>> START Provided data

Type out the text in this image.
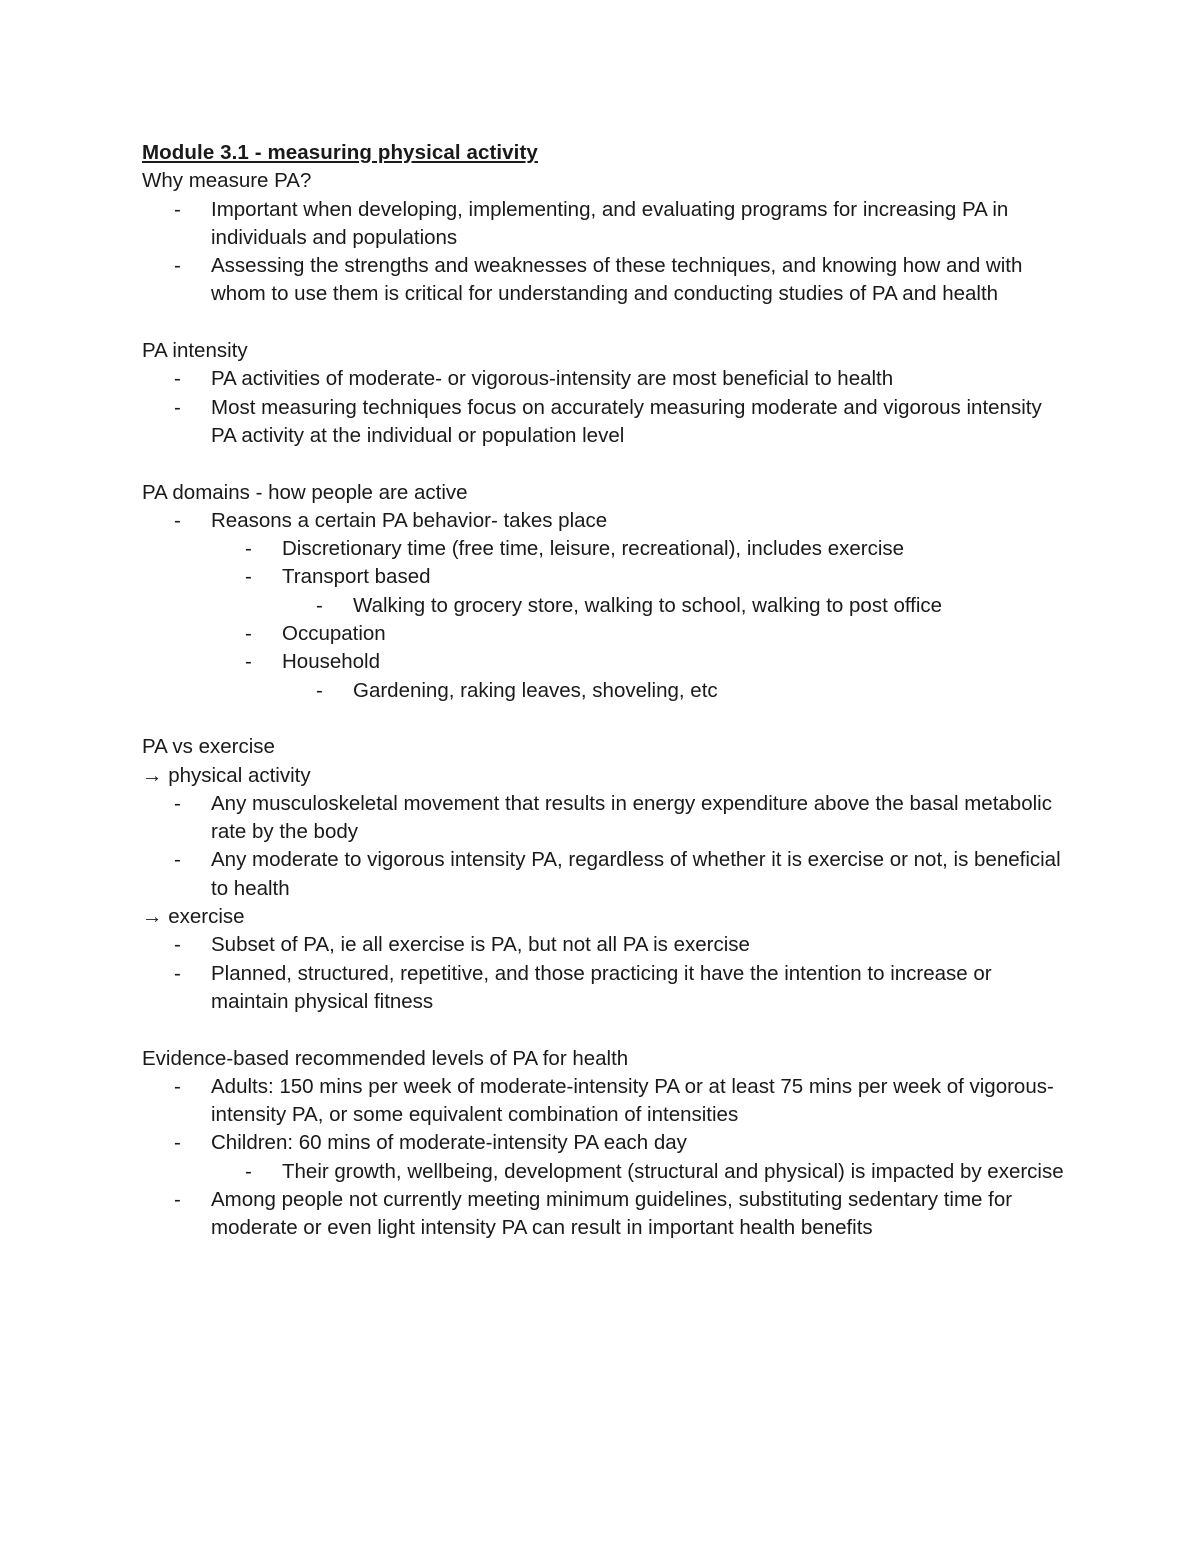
Module 3.1 - measuring physical activity
Why measure PA?
- Important when developing, implementing, and evaluating programs for increasing PA in individuals and populations
- Assessing the strengths and weaknesses of these techniques, and knowing how and with whom to use them is critical for understanding and conducting studies of PA and health
PA intensity
- PA activities of moderate- or vigorous-intensity are most beneficial to health
- Most measuring techniques focus on accurately measuring moderate and vigorous intensity PA activity at the individual or population level
PA domains - how people are active
- Reasons a certain PA behavior- takes place
- Discretionary time (free time, leisure, recreational), includes exercise
- Transport based
- Walking to grocery store, walking to school, walking to post office
- Occupation
- Household
- Gardening, raking leaves, shoveling, etc
PA vs exercise
→ physical activity
- Any musculoskeletal movement that results in energy expenditure above the basal metabolic rate by the body
- Any moderate to vigorous intensity PA, regardless of whether it is exercise or not, is beneficial to health
→ exercise
- Subset of PA, ie all exercise is PA, but not all PA is exercise
- Planned, structured, repetitive, and those practicing it have the intention to increase or maintain physical fitness
Evidence-based recommended levels of PA for health
- Adults: 150 mins per week of moderate-intensity PA or at least 75 mins per week of vigorous-intensity PA, or some equivalent combination of intensities
- Children: 60 mins of moderate-intensity PA each day
- Their growth, wellbeing, development (structural and physical) is impacted by exercise
- Among people not currently meeting minimum guidelines, substituting sedentary time for moderate or even light intensity PA can result in important health benefits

>> END Provided data

Short problem:
Without including any picture, retype the entries exactly.

Exercise response:
Type out the text in this image.
Module 3.1 - measuring physical activity
Why measure PA?
- Important when developing, implementing, and evaluating programs for increasing PA in individuals and populations
- Assessing the strengths and weaknesses of these techniques, and knowing how and with whom to use them is critical for understanding and conducting studies of PA and health
PA intensity
- PA activities of moderate- or vigorous-intensity are most beneficial to health
- Most measuring techniques focus on accurately measuring moderate and vigorous intensity PA activity at the individual or population level
PA domains - how people are active
- Reasons a certain PA behavior- takes place
- Discretionary time (free time, leisure, recreational), includes exercise
- Transport based
- Walking to grocery store, walking to school, walking to post office
- Occupation
- Household
- Gardening, raking leaves, shoveling, etc
PA vs exercise
→ physical activity
- Any musculoskeletal movement that results in energy expenditure above the basal metabolic rate by the body
- Any moderate to vigorous intensity PA, regardless of whether it is exercise or not, is beneficial to health
→ exercise
- Subset of PA, ie all exercise is PA, but not all PA is exercise
- Planned, structured, repetitive, and those practicing it have the intention to increase or maintain physical fitness
Evidence-based recommended levels of PA for health
- Adults: 150 mins per week of moderate-intensity PA or at least 75 mins per week of vigorous-intensity PA, or some equivalent combination of intensities
- Children: 60 mins of moderate-intensity PA each day
- Their growth, wellbeing, development (structural and physical) is impacted by exercise
- Among people not currently meeting minimum guidelines, substituting sedentary time for moderate or even light intensity PA can result in important health benefits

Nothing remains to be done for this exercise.